Problem requirements:
Pick out the lines below that include the string "training".

Data for the task:

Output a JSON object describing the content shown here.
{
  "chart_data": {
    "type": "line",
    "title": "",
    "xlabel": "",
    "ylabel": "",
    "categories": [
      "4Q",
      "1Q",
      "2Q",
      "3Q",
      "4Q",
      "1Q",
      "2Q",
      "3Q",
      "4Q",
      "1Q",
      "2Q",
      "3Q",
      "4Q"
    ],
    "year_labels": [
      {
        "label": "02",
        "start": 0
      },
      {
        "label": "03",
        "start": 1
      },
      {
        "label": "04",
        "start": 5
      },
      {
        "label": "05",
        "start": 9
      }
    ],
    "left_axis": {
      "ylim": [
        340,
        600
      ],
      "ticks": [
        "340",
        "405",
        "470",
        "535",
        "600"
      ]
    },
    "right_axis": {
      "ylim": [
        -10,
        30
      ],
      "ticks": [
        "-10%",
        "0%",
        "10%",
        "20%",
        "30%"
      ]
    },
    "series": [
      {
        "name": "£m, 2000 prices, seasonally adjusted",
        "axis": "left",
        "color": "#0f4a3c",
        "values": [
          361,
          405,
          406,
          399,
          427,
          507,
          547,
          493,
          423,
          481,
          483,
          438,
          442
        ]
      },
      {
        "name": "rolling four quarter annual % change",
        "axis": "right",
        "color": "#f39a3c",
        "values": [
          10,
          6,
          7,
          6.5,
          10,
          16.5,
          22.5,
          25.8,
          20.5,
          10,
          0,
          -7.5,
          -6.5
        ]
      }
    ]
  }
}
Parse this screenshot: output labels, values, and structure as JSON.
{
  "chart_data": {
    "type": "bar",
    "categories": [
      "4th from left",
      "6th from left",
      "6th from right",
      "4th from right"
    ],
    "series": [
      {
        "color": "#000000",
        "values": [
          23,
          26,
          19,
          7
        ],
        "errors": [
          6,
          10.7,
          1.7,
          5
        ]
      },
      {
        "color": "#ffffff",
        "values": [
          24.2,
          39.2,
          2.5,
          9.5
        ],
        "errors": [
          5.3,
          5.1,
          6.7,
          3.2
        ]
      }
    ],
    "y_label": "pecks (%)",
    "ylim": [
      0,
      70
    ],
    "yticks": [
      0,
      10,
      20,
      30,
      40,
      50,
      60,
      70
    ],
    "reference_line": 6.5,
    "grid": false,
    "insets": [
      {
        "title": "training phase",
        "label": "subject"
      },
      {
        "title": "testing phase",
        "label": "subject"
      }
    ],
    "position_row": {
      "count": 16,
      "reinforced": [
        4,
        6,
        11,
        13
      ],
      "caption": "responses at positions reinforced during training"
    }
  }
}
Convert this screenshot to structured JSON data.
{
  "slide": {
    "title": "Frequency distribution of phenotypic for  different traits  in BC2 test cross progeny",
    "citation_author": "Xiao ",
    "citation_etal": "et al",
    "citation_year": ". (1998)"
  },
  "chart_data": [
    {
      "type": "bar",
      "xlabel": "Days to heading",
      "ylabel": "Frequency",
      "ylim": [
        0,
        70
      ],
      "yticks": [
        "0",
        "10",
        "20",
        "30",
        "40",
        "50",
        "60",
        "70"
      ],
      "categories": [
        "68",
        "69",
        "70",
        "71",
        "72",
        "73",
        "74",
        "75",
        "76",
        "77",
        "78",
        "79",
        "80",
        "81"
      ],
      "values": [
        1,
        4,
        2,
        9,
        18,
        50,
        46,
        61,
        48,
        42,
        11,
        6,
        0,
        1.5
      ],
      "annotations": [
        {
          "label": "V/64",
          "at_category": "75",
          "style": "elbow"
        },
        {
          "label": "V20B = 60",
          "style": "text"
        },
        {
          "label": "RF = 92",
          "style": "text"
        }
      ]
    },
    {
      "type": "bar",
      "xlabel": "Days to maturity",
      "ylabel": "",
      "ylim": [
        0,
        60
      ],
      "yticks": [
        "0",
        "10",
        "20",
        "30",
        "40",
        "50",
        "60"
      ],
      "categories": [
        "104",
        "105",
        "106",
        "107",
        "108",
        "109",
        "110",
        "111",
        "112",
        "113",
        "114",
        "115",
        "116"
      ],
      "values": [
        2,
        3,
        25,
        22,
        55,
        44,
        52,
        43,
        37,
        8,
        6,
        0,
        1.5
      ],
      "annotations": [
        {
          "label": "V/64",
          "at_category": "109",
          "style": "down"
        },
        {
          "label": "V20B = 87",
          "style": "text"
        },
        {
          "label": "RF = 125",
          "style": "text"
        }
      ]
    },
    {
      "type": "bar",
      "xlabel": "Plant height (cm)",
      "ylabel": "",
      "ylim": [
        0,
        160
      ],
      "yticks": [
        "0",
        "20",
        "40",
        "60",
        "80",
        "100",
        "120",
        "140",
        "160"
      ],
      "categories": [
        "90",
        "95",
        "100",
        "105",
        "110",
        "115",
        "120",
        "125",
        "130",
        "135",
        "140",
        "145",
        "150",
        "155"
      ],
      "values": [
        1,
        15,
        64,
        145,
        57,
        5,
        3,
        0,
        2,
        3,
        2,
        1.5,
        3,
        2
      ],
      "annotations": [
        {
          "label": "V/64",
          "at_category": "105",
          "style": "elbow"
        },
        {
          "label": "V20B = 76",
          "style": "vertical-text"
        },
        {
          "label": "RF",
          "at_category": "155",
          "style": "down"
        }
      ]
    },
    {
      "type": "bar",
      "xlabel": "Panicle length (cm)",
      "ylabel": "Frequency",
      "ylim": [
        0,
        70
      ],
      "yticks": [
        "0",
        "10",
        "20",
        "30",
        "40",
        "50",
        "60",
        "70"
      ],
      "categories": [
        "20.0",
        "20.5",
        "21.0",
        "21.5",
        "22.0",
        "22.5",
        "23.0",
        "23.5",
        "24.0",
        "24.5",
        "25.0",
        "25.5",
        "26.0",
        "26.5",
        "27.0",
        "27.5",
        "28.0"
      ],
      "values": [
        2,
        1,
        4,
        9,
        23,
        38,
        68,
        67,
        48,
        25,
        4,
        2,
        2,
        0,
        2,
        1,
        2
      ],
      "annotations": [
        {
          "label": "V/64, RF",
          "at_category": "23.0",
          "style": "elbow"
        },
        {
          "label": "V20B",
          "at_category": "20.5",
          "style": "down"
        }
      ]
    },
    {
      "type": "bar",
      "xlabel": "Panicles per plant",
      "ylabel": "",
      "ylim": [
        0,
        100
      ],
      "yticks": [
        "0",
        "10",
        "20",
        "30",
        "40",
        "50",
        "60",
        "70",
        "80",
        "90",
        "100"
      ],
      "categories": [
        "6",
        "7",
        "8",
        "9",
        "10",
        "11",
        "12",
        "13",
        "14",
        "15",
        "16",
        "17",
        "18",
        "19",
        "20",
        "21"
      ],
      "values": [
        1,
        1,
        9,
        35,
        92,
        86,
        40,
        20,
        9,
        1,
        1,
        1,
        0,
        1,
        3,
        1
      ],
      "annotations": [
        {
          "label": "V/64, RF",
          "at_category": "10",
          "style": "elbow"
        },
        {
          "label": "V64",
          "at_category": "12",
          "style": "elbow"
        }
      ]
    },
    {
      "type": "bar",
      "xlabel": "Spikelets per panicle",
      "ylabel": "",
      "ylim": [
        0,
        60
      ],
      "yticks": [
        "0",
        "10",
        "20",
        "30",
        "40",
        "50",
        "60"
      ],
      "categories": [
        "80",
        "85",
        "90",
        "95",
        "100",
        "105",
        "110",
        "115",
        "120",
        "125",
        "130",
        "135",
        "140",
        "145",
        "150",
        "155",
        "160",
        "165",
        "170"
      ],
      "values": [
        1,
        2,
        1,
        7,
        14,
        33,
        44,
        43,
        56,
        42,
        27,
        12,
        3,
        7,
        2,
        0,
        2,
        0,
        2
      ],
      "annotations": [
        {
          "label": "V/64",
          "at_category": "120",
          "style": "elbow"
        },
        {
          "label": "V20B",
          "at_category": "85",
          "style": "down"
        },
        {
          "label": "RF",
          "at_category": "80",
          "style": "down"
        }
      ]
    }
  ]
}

Complete answer:
        "title": "training phase",
      "caption": "responses at positions reinforced during training"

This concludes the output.